What you will do
The entries need to be copied exactly.

Recorded data
>> Begin

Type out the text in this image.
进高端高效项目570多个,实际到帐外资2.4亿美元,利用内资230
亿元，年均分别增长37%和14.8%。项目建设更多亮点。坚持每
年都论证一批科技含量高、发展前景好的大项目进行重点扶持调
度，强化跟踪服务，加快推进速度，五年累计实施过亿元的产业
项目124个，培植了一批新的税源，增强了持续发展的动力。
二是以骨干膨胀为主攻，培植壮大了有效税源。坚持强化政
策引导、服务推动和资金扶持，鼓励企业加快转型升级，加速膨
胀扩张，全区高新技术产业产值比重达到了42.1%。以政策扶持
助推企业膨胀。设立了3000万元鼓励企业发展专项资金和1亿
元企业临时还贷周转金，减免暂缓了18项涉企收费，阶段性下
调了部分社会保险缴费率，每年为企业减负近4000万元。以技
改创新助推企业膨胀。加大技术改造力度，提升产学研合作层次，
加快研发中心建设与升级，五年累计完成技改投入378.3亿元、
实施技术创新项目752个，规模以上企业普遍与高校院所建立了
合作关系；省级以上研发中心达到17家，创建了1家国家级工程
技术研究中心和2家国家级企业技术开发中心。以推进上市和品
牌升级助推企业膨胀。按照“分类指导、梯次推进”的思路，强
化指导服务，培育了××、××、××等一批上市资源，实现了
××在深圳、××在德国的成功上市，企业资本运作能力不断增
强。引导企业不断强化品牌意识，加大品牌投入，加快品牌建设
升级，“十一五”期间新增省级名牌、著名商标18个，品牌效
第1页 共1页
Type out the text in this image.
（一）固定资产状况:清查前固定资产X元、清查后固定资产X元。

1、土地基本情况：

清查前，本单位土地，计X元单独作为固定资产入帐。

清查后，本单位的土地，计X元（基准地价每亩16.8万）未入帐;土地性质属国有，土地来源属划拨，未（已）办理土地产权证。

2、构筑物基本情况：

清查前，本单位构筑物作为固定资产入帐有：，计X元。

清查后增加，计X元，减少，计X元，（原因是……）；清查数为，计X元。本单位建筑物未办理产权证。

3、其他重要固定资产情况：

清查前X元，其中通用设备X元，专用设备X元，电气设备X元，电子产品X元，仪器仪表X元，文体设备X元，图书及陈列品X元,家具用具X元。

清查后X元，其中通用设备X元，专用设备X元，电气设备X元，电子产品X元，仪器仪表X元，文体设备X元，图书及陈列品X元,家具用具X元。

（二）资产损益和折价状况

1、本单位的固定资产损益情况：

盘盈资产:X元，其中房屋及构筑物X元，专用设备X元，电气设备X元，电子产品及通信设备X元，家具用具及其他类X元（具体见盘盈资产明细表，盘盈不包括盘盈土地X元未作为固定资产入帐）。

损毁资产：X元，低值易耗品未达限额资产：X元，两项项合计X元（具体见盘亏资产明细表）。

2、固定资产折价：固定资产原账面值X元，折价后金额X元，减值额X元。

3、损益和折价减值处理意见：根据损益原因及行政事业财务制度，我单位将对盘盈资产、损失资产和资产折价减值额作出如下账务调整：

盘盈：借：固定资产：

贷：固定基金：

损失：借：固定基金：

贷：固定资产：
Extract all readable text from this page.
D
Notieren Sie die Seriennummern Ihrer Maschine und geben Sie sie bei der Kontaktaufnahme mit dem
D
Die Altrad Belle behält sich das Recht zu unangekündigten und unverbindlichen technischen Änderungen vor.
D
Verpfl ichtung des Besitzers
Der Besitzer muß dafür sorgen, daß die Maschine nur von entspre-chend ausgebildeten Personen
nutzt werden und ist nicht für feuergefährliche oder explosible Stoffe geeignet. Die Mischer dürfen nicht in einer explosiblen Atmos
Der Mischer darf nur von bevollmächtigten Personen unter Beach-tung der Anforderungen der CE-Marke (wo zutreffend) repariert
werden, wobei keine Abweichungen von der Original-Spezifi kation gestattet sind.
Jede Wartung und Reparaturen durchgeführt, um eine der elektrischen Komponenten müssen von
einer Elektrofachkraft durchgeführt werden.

>> End

Answer to this task
Type out the text in this image.
进高端高效项目570多个,实际到帐外资2.4亿美元,利用内资230
亿元，年均分别增长37%和14.8%。项目建设更多亮点。坚持每
年都论证一批科技含量高、发展前景好的大项目进行重点扶持调
度，强化跟踪服务，加快推进速度，五年累计实施过亿元的产业
项目124个，培植了一批新的税源，增强了持续发展的动力。
二是以骨干膨胀为主攻，培植壮大了有效税源。坚持强化政
策引导、服务推动和资金扶持，鼓励企业加快转型升级，加速膨
胀扩张，全区高新技术产业产值比重达到了42.1%。以政策扶持
助推企业膨胀。设立了3000万元鼓励企业发展专项资金和1亿
元企业临时还贷周转金，减免暂缓了18项涉企收费，阶段性下
调了部分社会保险缴费率，每年为企业减负近4000万元。以技
改创新助推企业膨胀。加大技术改造力度，提升产学研合作层次，
加快研发中心建设与升级，五年累计完成技改投入378.3亿元、
实施技术创新项目752个，规模以上企业普遍与高校院所建立了
合作关系；省级以上研发中心达到17家，创建了1家国家级工程
技术研究中心和2家国家级企业技术开发中心。以推进上市和品
牌升级助推企业膨胀。按照“分类指导、梯次推进”的思路，强
化指导服务，培育了××、××、××等一批上市资源，实现了
××在深圳、××在德国的成功上市，企业资本运作能力不断增
强。引导企业不断强化品牌意识，加大品牌投入，加快品牌建设
升级，“十一五”期间新增省级名牌、著名商标18个，品牌效
第1页 共1页
Type out the text in this image.
（一）固定资产状况:清查前固定资产X元、清查后固定资产X元。

1、土地基本情况：

清查前，本单位土地，计X元单独作为固定资产入帐。

清查后，本单位的土地，计X元（基准地价每亩16.8万）未入帐;土地性质属国有，土地来源属划拨，未（已）办理土地产权证。

2、构筑物基本情况：

清查前，本单位构筑物作为固定资产入帐有：，计X元。

清查后增加，计X元，减少，计X元，（原因是……）；清查数为，计X元。本单位建筑物未办理产权证。

3、其他重要固定资产情况：

清查前X元，其中通用设备X元，专用设备X元，电气设备X元，电子产品X元，仪器仪表X元，文体设备X元，图书及陈列品X元,家具用具X元。

清查后X元，其中通用设备X元，专用设备X元，电气设备X元，电子产品X元，仪器仪表X元，文体设备X元，图书及陈列品X元,家具用具X元。

（二）资产损益和折价状况

1、本单位的固定资产损益情况：

盘盈资产:X元，其中房屋及构筑物X元，专用设备X元，电气设备X元，电子产品及通信设备X元，家具用具及其他类X元（具体见盘盈资产明细表，盘盈不包括盘盈土地X元未作为固定资产入帐）。

损毁资产：X元，低值易耗品未达限额资产：X元，两项项合计X元（具体见盘亏资产明细表）。

2、固定资产折价：固定资产原账面值X元，折价后金额X元，减值额X元。

3、损益和折价减值处理意见：根据损益原因及行政事业财务制度，我单位将对盘盈资产、损失资产和资产折价减值额作出如下账务调整：

盘盈：借：固定资产：

贷：固定基金：

损失：借：固定基金：

贷：固定资产：
Extract all readable text from this page.
D
Notieren Sie die Seriennummern Ihrer Maschine und geben Sie sie bei der Kontaktaufnahme mit dem
D
Die Altrad Belle behält sich das Recht zu unangekündigten und unverbindlichen technischen Änderungen vor.
D
Verpfl ichtung des Besitzers
Der Besitzer muß dafür sorgen, daß die Maschine nur von entspre-chend ausgebildeten Personen
nutzt werden und ist nicht für feuergefährliche oder explosible Stoffe geeignet. Die Mischer dürfen nicht in einer explosiblen Atmos
Der Mischer darf nur von bevollmächtigten Personen unter Beach-tung der Anforderungen der CE-Marke (wo zutreffend) repariert
werden, wobei keine Abweichungen von der Original-Spezifi kation gestattet sind.
Jede Wartung und Reparaturen durchgeführt, um eine der elektrischen Komponenten müssen von
einer Elektrofachkraft durchgeführt werden.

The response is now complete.